═════ Supplied data

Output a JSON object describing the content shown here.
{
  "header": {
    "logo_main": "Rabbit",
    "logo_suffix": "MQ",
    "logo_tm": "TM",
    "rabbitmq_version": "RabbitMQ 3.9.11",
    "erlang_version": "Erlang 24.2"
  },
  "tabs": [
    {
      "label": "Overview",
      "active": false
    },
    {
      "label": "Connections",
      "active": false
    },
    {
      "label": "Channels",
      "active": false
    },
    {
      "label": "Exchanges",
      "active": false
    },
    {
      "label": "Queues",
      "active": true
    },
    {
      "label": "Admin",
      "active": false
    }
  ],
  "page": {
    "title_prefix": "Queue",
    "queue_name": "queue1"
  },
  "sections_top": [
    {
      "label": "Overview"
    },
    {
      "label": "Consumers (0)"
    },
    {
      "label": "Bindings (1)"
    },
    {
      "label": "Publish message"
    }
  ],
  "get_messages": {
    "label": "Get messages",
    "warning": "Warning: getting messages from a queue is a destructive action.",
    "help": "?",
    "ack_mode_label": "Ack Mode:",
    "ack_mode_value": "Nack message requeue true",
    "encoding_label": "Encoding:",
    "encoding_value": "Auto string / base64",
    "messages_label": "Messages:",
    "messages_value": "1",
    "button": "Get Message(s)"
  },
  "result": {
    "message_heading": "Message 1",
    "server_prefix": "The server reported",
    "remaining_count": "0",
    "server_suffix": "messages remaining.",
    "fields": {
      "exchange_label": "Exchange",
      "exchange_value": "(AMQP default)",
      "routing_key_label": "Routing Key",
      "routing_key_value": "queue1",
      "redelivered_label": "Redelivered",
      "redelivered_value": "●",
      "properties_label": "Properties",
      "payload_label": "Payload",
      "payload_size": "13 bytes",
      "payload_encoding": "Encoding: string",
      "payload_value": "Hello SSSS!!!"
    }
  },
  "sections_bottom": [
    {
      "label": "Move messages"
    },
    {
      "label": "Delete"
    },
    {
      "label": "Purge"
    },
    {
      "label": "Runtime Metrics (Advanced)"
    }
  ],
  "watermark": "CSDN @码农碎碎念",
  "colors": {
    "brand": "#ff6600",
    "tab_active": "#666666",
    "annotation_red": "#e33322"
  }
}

══════════

» **Task details**:
Give back each line above precisely as it stands.

» **Answer for the task**:
Output a JSON object describing the content shown here.
{
  "header": {
    "logo_main": "Rabbit",
    "logo_suffix": "MQ",
    "logo_tm": "TM",
    "rabbitmq_version": "RabbitMQ 3.9.11",
    "erlang_version": "Erlang 24.2"
  },
  "tabs": [
    {
      "label": "Overview",
      "active": false
    },
    {
      "label": "Connections",
      "active": false
    },
    {
      "label": "Channels",
      "active": false
    },
    {
      "label": "Exchanges",
      "active": false
    },
    {
      "label": "Queues",
      "active": true
    },
    {
      "label": "Admin",
      "active": false
    }
  ],
  "page": {
    "title_prefix": "Queue",
    "queue_name": "queue1"
  },
  "sections_top": [
    {
      "label": "Overview"
    },
    {
      "label": "Consumers (0)"
    },
    {
      "label": "Bindings (1)"
    },
    {
      "label": "Publish message"
    }
  ],
  "get_messages": {
    "label": "Get messages",
    "warning": "Warning: getting messages from a queue is a destructive action.",
    "help": "?",
    "ack_mode_label": "Ack Mode:",
    "ack_mode_value": "Nack message requeue true",
    "encoding_label": "Encoding:",
    "encoding_value": "Auto string / base64",
    "messages_label": "Messages:",
    "messages_value": "1",
    "button": "Get Message(s)"
  },
  "result": {
    "message_heading": "Message 1",
    "server_prefix": "The server reported",
    "remaining_count": "0",
    "server_suffix": "messages remaining.",
    "fields": {
      "exchange_label": "Exchange",
      "exchange_value": "(AMQP default)",
      "routing_key_label": "Routing Key",
      "routing_key_value": "queue1",
      "redelivered_label": "Redelivered",
      "redelivered_value": "●",
      "properties_label": "Properties",
      "payload_label": "Payload",
      "payload_size": "13 bytes",
      "payload_encoding": "Encoding: string",
      "payload_value": "Hello SSSS!!!"
    }
  },
  "sections_bottom": [
    {
      "label": "Move messages"
    },
    {
      "label": "Delete"
    },
    {
      "label": "Purge"
    },
    {
      "label": "Runtime Metrics (Advanced)"
    }
  ],
  "watermark": "CSDN @码农碎碎念",
  "colors": {
    "brand": "#ff6600",
    "tab_active": "#666666",
    "annotation_red": "#e33322"
  }
}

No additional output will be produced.